◆ What you need to do: Pick out every line of the entries below where "JSON" occurs, and copy those lines.

· · · ·

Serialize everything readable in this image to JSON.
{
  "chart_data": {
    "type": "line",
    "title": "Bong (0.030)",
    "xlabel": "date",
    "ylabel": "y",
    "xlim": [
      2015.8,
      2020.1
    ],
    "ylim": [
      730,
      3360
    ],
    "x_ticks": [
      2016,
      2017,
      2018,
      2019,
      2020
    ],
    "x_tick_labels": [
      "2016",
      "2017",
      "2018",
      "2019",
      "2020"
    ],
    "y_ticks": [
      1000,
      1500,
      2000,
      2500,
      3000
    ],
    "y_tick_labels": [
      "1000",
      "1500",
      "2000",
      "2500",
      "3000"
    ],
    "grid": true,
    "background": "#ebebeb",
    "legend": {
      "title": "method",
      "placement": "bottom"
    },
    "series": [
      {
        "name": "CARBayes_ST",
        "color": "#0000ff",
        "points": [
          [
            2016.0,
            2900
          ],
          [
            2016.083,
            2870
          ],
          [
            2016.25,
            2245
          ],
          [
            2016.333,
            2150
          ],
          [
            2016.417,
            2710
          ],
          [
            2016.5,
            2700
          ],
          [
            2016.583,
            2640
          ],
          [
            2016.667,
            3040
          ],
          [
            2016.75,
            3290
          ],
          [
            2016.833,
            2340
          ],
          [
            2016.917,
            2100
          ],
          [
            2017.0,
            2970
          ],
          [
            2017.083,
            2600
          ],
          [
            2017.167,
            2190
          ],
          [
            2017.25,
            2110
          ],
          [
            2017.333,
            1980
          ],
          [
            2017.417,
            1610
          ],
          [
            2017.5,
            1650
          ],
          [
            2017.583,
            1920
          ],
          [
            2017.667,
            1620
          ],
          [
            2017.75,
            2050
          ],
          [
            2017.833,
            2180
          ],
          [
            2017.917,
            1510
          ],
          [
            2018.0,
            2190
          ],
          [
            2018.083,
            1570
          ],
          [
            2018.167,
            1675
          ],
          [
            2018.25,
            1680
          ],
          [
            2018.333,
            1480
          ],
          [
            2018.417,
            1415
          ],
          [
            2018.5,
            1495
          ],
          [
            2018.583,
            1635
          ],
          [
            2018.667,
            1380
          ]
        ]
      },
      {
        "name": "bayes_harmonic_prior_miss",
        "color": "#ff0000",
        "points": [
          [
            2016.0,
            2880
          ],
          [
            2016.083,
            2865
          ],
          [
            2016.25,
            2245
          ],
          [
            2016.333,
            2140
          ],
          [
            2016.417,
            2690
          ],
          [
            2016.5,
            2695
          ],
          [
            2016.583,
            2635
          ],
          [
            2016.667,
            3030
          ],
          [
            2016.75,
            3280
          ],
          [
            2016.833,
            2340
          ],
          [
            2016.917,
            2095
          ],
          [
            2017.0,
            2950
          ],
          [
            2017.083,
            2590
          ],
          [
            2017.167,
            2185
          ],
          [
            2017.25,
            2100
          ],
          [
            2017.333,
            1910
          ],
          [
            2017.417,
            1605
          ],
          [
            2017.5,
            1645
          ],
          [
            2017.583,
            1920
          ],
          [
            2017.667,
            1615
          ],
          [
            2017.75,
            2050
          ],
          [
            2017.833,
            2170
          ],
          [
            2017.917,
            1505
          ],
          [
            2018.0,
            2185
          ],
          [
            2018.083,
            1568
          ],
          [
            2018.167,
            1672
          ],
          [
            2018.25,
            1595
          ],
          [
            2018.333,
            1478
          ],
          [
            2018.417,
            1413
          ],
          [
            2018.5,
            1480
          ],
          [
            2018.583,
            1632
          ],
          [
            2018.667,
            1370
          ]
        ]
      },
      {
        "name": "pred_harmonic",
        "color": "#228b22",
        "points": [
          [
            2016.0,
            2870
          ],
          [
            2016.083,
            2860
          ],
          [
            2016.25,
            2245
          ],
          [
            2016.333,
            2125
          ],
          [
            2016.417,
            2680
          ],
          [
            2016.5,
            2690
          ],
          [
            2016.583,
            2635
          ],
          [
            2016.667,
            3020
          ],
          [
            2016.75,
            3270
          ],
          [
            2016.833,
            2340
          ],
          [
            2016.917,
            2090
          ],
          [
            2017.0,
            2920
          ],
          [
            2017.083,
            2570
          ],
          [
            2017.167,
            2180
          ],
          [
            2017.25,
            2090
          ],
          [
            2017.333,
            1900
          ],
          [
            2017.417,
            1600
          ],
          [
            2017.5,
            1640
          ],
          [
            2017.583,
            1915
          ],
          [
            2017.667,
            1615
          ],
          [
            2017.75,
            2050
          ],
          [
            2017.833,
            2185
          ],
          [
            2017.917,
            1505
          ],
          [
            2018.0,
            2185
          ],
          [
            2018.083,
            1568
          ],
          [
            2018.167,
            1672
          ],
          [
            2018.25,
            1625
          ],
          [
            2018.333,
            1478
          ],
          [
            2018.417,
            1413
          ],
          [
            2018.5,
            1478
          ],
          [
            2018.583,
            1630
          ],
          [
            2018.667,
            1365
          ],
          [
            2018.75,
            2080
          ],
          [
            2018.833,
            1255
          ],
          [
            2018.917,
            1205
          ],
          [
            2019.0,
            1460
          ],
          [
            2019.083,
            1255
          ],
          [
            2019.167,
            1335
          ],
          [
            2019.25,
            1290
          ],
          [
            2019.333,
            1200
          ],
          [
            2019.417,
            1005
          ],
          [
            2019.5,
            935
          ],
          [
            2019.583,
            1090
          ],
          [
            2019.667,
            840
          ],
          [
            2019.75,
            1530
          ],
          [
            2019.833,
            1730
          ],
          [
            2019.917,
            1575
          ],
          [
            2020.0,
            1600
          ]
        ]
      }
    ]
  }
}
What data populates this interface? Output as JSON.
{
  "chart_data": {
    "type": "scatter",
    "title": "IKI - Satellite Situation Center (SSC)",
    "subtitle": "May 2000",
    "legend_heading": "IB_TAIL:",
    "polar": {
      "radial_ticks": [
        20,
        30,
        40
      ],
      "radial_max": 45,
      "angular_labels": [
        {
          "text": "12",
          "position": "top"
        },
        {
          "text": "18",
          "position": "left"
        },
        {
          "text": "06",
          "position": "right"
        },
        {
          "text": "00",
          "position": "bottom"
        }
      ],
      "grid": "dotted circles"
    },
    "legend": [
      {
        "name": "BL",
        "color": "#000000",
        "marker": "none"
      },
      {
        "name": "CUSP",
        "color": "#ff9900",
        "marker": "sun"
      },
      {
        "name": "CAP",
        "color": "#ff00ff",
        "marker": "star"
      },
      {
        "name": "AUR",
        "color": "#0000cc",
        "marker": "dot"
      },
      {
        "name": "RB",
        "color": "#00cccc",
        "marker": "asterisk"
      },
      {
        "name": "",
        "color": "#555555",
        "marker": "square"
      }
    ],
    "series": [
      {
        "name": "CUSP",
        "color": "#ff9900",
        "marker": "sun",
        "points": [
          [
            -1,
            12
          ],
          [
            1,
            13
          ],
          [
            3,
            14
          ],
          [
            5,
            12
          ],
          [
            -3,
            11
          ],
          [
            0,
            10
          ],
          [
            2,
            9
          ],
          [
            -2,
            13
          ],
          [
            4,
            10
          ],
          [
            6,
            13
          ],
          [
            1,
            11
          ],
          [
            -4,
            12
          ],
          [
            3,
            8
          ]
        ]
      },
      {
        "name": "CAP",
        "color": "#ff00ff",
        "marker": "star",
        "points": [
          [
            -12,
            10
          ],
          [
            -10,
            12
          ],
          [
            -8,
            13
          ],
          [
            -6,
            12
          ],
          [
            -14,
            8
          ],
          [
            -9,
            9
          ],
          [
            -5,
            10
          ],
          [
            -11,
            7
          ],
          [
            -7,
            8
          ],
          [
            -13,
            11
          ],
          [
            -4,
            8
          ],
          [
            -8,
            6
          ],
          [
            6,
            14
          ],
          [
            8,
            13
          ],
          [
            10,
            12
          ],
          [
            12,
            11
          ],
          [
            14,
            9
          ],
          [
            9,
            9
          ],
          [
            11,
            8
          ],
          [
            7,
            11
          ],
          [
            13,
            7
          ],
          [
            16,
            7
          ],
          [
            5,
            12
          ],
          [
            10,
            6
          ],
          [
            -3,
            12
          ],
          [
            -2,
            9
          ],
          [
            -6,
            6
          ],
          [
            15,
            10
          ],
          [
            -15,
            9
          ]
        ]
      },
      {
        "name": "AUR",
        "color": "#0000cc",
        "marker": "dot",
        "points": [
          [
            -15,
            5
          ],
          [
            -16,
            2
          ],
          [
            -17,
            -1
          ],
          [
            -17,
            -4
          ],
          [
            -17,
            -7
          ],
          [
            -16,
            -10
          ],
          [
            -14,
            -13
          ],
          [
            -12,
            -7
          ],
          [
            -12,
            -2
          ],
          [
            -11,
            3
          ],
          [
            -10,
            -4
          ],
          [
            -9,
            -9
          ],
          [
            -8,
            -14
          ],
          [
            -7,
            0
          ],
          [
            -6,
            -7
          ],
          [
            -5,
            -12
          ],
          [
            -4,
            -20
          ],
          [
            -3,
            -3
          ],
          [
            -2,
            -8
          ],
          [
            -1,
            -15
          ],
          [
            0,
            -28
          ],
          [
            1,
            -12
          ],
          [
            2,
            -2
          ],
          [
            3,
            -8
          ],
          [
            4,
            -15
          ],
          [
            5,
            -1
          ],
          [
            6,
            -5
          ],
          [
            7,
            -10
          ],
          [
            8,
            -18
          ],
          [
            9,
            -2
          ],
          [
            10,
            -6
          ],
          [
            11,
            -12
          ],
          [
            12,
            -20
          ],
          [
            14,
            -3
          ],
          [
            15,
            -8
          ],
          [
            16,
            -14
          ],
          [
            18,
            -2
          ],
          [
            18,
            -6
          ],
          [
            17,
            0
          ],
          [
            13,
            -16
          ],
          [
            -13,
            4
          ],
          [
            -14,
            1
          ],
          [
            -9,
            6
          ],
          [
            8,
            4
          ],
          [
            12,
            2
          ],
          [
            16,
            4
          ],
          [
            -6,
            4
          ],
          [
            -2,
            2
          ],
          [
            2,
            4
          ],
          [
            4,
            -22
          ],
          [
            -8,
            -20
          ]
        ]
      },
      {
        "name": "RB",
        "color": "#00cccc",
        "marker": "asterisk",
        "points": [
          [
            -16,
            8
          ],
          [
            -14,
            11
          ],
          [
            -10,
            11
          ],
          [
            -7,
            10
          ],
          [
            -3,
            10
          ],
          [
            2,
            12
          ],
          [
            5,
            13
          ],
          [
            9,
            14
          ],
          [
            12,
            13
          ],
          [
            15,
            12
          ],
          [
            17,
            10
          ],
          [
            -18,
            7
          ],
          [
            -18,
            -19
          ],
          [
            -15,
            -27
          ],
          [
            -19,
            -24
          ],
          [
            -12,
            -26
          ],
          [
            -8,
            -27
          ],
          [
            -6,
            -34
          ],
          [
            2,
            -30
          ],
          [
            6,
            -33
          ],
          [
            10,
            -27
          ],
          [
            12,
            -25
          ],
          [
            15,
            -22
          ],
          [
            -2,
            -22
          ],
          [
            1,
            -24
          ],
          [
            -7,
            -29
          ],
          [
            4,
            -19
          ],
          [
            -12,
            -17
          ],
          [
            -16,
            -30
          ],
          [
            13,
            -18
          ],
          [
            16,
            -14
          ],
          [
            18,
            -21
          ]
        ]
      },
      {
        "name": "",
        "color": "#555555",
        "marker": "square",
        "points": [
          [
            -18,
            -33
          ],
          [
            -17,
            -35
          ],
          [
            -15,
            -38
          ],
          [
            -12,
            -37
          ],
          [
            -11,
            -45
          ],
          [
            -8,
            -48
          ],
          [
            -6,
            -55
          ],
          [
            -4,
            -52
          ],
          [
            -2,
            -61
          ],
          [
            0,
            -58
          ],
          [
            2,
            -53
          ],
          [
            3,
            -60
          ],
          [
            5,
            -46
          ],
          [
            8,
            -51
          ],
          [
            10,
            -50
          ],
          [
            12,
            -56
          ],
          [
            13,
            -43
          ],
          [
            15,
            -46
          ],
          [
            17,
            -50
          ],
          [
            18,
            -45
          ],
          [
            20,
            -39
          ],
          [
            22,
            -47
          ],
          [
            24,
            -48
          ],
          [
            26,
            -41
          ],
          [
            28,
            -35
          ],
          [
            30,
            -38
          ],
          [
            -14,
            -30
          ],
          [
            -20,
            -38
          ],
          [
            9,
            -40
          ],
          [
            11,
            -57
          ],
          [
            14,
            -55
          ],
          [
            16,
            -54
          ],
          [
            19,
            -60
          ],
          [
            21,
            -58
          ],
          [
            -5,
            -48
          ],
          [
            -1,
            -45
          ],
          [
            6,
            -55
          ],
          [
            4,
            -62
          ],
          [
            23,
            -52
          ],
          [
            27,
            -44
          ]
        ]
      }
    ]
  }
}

· · · ·

◆ Task response:
Serialize everything readable in this image to JSON.
What data populates this interface? Output as JSON.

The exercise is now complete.